EXERCISE: Please count the lines below that contain the word "plus", and reply with that number alone.

Collected data:
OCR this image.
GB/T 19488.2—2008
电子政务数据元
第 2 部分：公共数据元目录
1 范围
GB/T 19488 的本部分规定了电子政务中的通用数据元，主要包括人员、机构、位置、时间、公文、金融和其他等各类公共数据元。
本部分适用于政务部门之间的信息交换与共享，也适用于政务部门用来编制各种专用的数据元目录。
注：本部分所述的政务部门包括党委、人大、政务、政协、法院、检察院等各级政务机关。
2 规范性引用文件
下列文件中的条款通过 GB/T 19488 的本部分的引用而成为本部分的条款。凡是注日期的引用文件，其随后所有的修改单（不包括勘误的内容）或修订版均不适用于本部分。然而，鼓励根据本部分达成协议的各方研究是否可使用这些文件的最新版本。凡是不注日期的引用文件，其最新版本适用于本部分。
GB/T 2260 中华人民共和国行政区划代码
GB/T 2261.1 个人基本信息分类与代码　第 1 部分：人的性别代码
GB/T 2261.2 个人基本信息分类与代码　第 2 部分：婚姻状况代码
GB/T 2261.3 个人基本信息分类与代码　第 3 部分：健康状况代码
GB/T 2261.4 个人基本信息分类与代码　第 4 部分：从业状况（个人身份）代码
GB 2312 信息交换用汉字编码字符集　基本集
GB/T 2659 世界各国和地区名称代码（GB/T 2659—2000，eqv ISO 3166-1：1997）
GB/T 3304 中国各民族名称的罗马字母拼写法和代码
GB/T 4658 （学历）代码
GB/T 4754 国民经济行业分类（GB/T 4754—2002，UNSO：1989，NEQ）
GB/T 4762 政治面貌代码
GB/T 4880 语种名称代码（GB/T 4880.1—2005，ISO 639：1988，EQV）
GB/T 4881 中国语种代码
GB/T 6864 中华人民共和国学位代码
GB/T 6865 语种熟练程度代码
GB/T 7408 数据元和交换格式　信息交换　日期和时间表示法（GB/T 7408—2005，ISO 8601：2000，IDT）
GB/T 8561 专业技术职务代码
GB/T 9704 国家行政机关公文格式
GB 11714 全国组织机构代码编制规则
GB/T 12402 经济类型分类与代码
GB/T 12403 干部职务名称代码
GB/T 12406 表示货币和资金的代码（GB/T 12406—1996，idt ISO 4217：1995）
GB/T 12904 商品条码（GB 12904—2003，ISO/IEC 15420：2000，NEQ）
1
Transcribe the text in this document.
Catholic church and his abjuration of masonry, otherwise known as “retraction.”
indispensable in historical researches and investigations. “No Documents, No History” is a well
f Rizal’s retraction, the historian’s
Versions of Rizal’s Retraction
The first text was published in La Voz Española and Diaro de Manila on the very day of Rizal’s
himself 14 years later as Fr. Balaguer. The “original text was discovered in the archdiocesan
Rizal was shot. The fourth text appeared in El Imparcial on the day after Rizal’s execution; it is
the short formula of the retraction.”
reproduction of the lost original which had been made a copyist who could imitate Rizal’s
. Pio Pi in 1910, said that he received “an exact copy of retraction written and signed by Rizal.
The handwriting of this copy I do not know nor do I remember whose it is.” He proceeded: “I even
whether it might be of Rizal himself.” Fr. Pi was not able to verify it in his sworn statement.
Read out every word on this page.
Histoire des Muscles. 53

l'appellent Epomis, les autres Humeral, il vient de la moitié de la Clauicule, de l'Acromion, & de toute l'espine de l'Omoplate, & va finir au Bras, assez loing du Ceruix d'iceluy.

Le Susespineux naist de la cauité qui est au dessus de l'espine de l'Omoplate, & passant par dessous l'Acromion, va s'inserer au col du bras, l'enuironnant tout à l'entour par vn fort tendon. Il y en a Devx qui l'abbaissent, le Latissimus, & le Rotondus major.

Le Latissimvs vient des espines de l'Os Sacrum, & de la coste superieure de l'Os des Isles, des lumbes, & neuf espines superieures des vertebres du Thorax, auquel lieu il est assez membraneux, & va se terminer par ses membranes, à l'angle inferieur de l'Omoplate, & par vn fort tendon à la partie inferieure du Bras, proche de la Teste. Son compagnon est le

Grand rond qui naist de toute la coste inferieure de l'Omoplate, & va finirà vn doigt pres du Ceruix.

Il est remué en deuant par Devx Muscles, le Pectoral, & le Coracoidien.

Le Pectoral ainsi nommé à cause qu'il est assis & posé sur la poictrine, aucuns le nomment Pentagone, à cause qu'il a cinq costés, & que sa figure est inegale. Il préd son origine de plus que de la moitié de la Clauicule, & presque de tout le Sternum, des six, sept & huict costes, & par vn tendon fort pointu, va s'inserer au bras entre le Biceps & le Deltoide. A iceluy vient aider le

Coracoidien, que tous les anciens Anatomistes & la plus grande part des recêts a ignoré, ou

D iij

OUTPUT FOR THIS EXERCISE: 2